▸ Exercise instructions:
Collect all the lines that mention the word "this".
* * * * * * * * *
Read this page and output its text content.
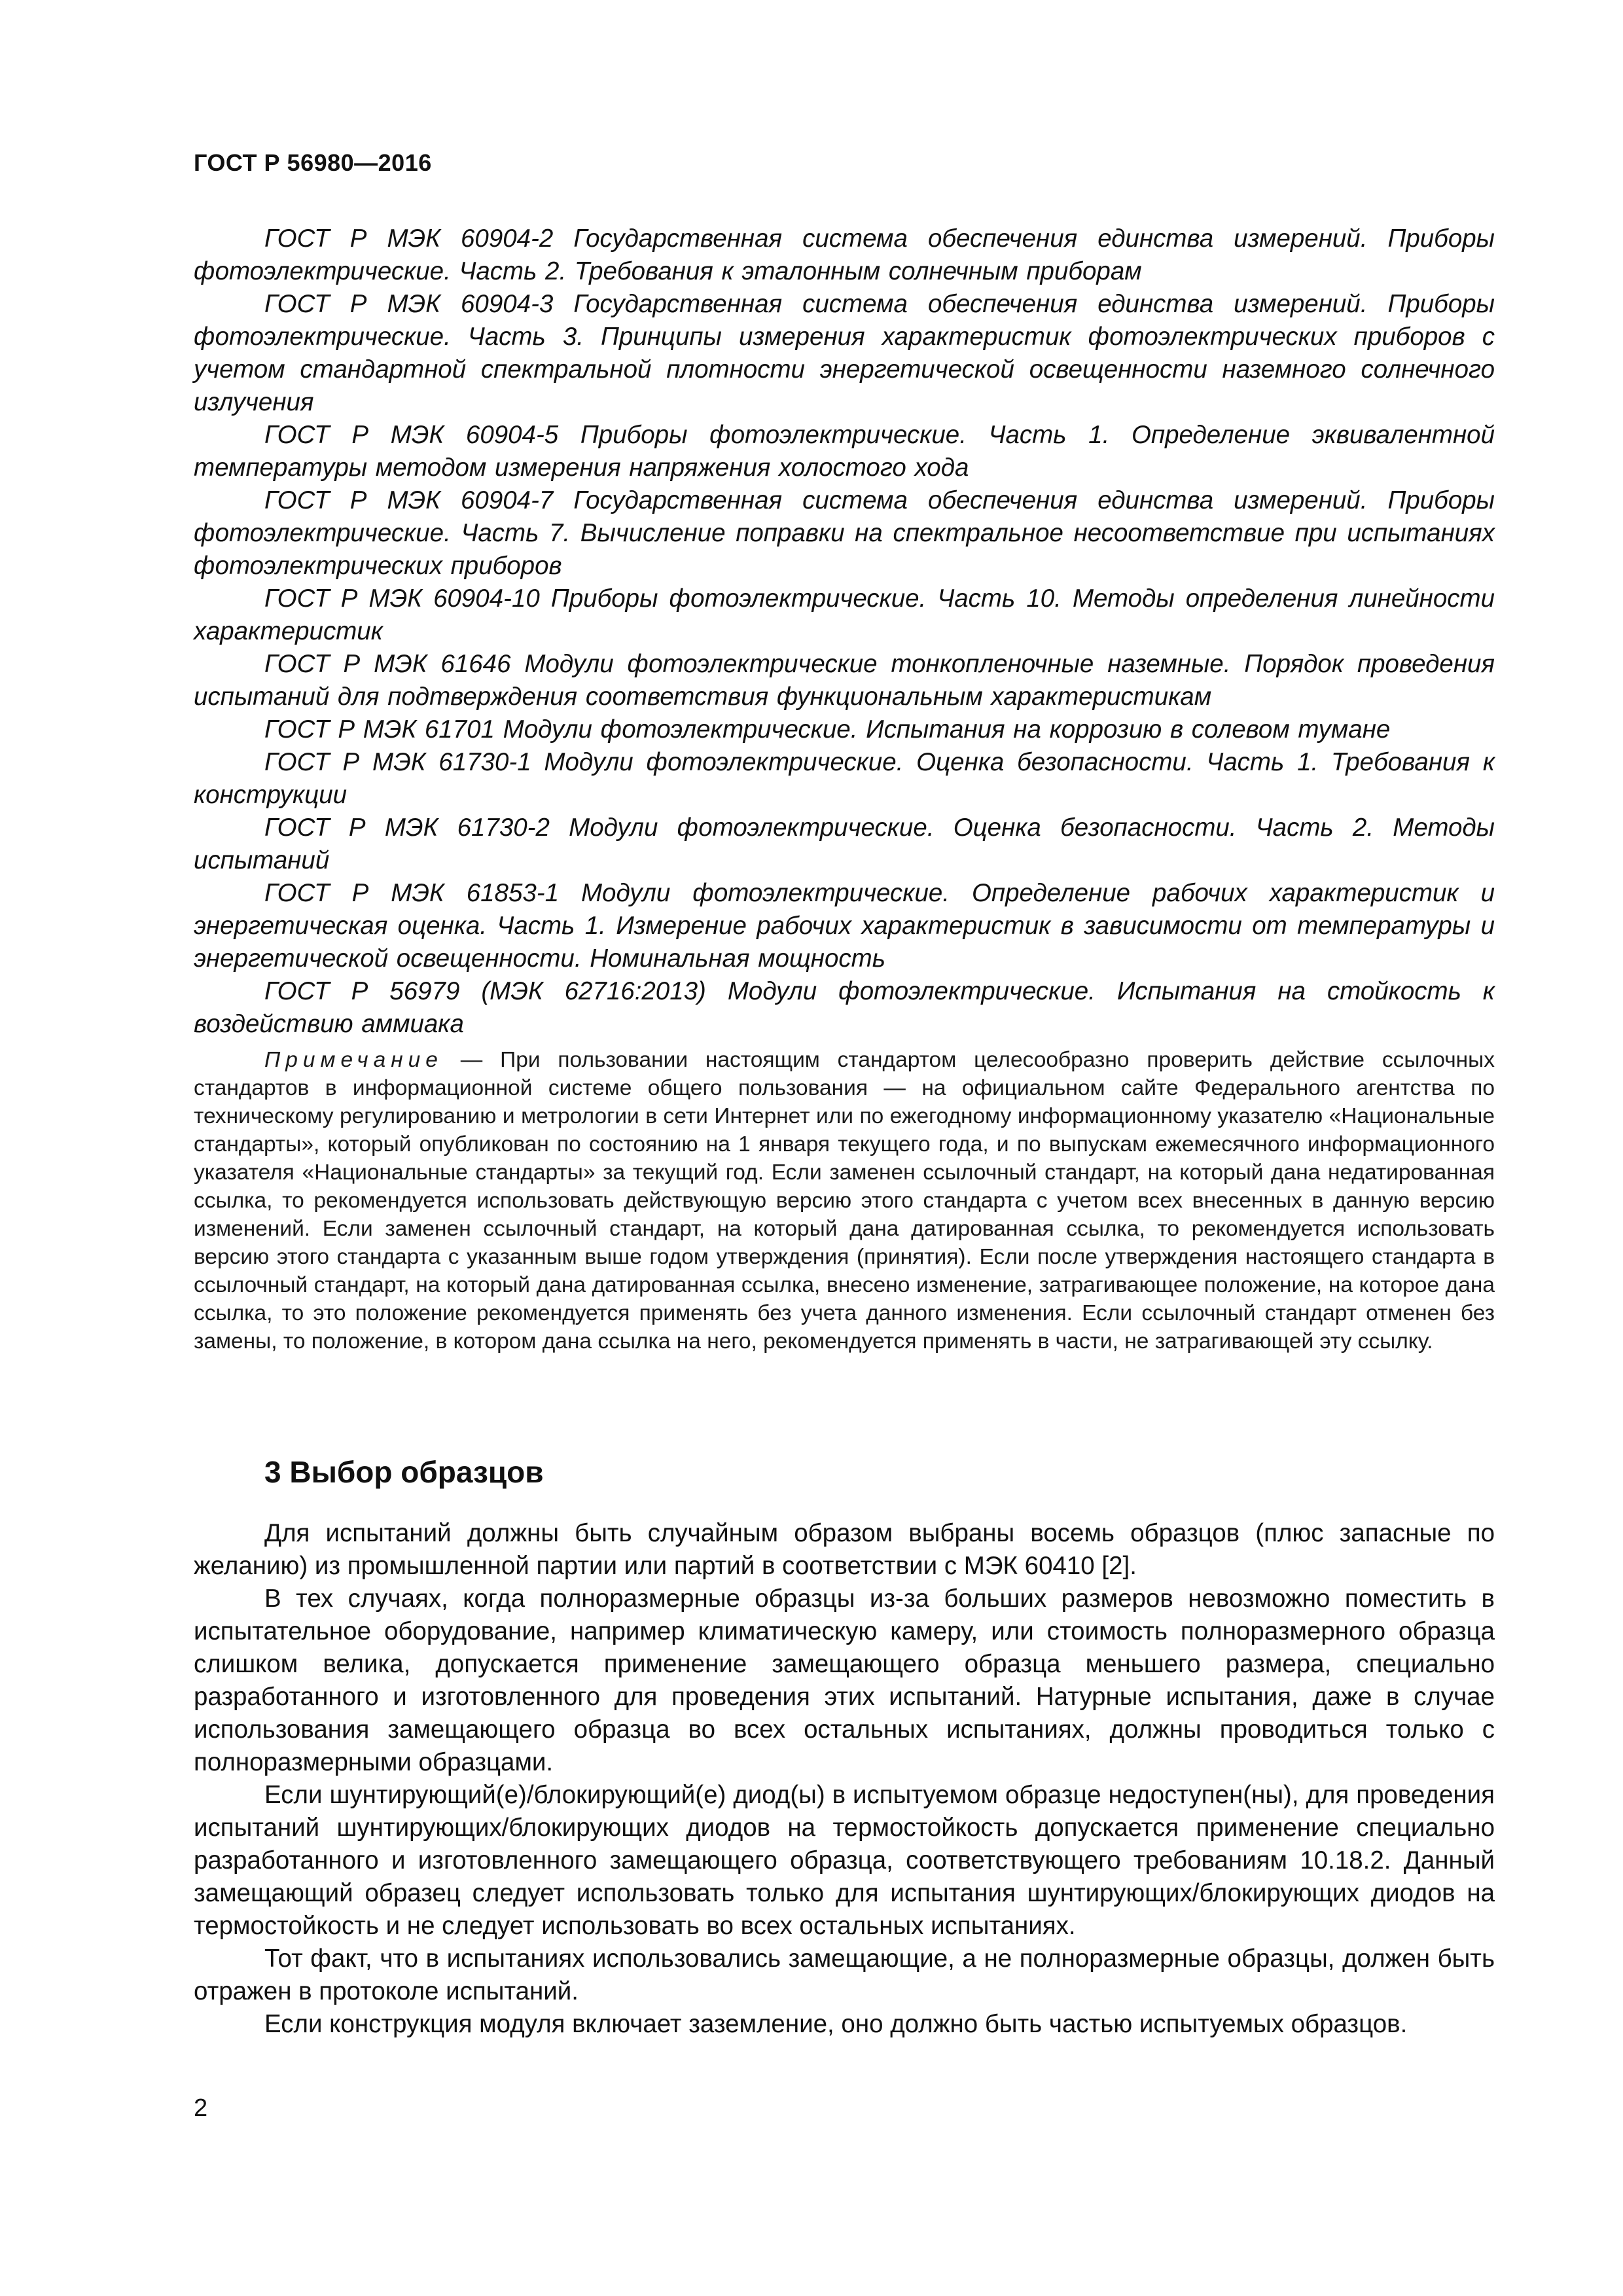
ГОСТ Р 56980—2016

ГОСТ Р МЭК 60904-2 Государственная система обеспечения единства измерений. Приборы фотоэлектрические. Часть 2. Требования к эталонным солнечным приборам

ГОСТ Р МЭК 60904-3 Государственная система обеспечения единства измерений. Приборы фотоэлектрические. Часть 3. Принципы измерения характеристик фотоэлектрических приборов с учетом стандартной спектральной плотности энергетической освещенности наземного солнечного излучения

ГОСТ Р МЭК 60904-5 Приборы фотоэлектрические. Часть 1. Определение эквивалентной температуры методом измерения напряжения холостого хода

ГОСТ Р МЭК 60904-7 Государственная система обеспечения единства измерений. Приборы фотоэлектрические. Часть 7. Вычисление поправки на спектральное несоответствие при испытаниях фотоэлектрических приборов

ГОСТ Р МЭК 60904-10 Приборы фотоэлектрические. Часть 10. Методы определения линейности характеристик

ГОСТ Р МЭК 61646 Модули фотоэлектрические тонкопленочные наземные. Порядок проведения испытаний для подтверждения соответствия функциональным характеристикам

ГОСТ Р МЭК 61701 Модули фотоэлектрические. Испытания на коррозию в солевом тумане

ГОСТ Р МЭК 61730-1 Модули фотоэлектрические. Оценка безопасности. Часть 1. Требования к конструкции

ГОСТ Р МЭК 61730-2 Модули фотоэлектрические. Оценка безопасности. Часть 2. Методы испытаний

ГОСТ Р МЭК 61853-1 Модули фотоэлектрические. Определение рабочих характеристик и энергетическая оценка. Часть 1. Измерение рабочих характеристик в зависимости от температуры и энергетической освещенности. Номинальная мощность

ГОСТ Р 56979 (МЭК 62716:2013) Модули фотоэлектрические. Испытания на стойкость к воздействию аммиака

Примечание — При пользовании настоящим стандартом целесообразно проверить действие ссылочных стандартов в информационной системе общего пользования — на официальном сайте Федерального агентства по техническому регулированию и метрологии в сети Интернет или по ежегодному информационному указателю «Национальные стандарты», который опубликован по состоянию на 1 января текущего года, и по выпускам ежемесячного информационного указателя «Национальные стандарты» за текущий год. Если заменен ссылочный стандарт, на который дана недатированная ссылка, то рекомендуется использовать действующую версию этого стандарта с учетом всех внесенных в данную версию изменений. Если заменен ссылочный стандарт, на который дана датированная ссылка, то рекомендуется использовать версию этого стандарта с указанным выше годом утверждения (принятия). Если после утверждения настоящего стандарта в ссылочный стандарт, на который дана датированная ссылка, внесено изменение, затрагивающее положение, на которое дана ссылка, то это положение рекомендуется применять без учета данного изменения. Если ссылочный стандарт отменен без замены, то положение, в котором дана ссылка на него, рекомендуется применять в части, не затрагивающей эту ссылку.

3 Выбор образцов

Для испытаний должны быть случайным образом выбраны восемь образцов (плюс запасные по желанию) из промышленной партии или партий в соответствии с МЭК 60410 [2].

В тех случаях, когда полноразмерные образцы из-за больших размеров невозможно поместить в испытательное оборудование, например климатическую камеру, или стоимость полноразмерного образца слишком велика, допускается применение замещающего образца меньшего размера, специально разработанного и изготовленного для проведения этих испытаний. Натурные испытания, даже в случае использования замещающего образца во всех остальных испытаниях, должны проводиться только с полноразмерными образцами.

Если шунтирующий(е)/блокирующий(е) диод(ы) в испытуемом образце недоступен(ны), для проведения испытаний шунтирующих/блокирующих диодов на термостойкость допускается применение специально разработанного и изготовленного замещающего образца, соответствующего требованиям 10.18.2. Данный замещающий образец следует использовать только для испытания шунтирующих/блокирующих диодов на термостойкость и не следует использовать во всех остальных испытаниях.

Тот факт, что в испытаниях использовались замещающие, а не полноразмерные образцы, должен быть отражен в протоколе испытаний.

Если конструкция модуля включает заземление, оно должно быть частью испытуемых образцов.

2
* * * * * * * * *
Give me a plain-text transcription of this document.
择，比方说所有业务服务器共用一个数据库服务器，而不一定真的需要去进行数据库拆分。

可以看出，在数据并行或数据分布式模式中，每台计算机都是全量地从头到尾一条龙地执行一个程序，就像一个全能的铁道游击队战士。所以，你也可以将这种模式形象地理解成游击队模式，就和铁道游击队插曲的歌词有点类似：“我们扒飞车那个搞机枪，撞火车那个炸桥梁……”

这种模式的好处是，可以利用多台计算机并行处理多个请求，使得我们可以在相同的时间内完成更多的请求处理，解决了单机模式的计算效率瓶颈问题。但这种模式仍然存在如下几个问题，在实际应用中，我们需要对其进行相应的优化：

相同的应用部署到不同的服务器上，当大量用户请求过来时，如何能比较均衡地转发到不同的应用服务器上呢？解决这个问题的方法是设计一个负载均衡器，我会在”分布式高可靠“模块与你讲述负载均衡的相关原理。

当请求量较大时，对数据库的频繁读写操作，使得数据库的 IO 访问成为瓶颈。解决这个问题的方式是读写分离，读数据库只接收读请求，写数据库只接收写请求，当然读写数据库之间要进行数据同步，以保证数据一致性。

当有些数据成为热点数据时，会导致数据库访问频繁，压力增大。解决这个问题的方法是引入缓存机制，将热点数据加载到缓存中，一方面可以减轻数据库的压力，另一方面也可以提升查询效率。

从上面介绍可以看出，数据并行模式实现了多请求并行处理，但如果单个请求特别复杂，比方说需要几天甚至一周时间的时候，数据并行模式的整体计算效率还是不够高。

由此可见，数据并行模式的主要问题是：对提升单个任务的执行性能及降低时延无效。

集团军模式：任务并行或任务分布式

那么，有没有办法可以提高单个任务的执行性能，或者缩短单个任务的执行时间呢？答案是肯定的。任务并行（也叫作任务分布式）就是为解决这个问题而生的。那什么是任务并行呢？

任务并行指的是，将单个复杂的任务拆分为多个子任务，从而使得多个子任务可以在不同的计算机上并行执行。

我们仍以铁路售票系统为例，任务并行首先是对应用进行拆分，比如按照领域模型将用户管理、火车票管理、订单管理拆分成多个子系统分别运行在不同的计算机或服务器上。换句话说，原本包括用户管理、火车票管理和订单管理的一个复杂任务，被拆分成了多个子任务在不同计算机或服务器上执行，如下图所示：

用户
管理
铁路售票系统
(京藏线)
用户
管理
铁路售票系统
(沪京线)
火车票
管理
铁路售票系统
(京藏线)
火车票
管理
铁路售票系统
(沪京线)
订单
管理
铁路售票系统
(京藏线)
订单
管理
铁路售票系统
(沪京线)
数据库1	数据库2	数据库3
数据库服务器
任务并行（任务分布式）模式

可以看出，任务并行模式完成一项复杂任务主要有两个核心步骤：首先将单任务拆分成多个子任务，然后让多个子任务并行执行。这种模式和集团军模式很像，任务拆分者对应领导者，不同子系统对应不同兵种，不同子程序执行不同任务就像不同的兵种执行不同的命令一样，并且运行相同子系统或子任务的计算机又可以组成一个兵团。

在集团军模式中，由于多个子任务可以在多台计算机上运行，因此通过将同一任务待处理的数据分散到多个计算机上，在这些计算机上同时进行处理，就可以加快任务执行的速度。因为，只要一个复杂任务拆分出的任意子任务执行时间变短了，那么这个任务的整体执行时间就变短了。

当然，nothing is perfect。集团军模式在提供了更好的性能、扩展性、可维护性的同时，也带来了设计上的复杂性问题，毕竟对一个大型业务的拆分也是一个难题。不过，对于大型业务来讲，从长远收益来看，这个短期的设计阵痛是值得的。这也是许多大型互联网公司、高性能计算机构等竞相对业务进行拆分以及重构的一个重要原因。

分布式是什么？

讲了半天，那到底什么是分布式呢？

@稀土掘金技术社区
* * * * * * * * *
▸ Task response:
Read this page and output its text content.
Give me a plain-text transcription of this document.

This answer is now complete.